▶ _Exercise objective_
Repeat every line below exactly as it reads.

▶ _Dataset records_
────────────────────────────────────────

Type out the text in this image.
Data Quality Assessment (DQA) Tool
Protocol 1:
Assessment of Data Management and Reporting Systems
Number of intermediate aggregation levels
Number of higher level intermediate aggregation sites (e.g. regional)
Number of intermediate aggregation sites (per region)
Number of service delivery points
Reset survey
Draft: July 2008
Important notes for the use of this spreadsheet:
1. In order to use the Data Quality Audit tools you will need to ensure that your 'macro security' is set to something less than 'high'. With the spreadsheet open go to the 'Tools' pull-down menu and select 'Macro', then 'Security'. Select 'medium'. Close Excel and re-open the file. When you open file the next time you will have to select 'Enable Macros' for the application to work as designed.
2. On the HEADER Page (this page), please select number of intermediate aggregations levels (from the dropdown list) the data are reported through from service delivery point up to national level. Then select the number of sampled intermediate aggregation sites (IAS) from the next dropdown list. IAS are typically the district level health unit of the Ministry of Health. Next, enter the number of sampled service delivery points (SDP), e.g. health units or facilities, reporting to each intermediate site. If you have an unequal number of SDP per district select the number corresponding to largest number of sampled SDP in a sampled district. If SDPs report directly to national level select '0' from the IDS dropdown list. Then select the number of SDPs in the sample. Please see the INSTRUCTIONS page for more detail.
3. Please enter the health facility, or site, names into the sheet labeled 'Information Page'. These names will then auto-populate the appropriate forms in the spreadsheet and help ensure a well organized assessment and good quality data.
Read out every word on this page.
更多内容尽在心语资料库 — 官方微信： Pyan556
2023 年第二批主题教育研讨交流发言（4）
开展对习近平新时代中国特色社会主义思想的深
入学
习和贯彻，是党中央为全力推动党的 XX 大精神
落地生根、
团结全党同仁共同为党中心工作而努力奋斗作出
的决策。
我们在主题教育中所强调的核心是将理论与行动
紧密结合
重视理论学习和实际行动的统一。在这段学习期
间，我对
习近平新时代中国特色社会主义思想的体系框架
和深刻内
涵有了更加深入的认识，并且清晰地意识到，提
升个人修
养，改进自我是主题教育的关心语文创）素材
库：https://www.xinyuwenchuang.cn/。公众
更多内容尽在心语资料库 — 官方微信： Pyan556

────────────────────────────────────────

▶ _Right answer_
Type out the text in this image.
Data Quality Assessment (DQA) Tool
Protocol 1:
Assessment of Data Management and Reporting Systems
Number of intermediate aggregation levels
Number of higher level intermediate aggregation sites (e.g. regional)
Number of intermediate aggregation sites (per region)
Number of service delivery points
Reset survey
Draft: July 2008
Important notes for the use of this spreadsheet:
1. In order to use the Data Quality Audit tools you will need to ensure that your 'macro security' is set to something less than 'high'. With the spreadsheet open go to the 'Tools' pull-down menu and select 'Macro', then 'Security'. Select 'medium'. Close Excel and re-open the file. When you open file the next time you will have to select 'Enable Macros' for the application to work as designed.
2. On the HEADER Page (this page), please select number of intermediate aggregations levels (from the dropdown list) the data are reported through from service delivery point up to national level. Then select the number of sampled intermediate aggregation sites (IAS) from the next dropdown list. IAS are typically the district level health unit of the Ministry of Health. Next, enter the number of sampled service delivery points (SDP), e.g. health units or facilities, reporting to each intermediate site. If you have an unequal number of SDP per district select the number corresponding to largest number of sampled SDP in a sampled district. If SDPs report directly to national level select '0' from the IDS dropdown list. Then select the number of SDPs in the sample. Please see the INSTRUCTIONS page for more detail.
3. Please enter the health facility, or site, names into the sheet labeled 'Information Page'. These names will then auto-populate the appropriate forms in the spreadsheet and help ensure a well organized assessment and good quality data.
Read out every word on this page.
更多内容尽在心语资料库 — 官方微信： Pyan556
2023 年第二批主题教育研讨交流发言（4）
开展对习近平新时代中国特色社会主义思想的深
入学
习和贯彻，是党中央为全力推动党的 XX 大精神
落地生根、
团结全党同仁共同为党中心工作而努力奋斗作出
的决策。
我们在主题教育中所强调的核心是将理论与行动
紧密结合
重视理论学习和实际行动的统一。在这段学习期
间，我对
习近平新时代中国特色社会主义思想的体系框架
和深刻内
涵有了更加深入的认识，并且清晰地意识到，提
升个人修
养，改进自我是主题教育的关心语文创）素材
库：https://www.xinyuwenchuang.cn/。公众
更多内容尽在心语资料库 — 官方微信： Pyan556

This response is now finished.